--- start RECORDS SHOWN ---
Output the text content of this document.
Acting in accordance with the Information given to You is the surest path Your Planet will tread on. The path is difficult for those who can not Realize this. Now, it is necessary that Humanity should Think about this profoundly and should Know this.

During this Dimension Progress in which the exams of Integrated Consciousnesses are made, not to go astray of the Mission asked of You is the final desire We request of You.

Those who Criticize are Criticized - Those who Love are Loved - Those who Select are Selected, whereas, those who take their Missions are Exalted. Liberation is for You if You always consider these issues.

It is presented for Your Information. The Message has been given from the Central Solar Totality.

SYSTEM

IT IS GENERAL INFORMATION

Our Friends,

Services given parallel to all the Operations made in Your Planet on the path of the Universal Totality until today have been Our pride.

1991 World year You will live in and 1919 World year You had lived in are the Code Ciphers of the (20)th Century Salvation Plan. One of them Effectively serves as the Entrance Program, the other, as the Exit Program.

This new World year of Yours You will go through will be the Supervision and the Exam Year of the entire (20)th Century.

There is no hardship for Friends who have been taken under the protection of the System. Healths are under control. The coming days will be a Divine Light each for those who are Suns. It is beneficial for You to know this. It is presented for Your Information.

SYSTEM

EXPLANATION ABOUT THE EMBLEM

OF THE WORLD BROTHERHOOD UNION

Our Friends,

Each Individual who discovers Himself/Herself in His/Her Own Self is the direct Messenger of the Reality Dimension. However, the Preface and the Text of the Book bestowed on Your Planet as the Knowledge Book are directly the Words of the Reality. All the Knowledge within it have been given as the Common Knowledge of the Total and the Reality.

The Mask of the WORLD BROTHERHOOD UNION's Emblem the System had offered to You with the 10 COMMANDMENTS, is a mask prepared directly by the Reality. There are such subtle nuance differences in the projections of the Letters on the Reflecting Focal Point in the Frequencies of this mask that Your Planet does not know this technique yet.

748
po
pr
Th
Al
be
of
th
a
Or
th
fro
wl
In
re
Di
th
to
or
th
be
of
--- end RECORDS SHOWN ---
### SHORT PROBLEM
Examine the records and report how many lines contain the string "path". Only the number should be given.

### RESULT OF THIS TASK
2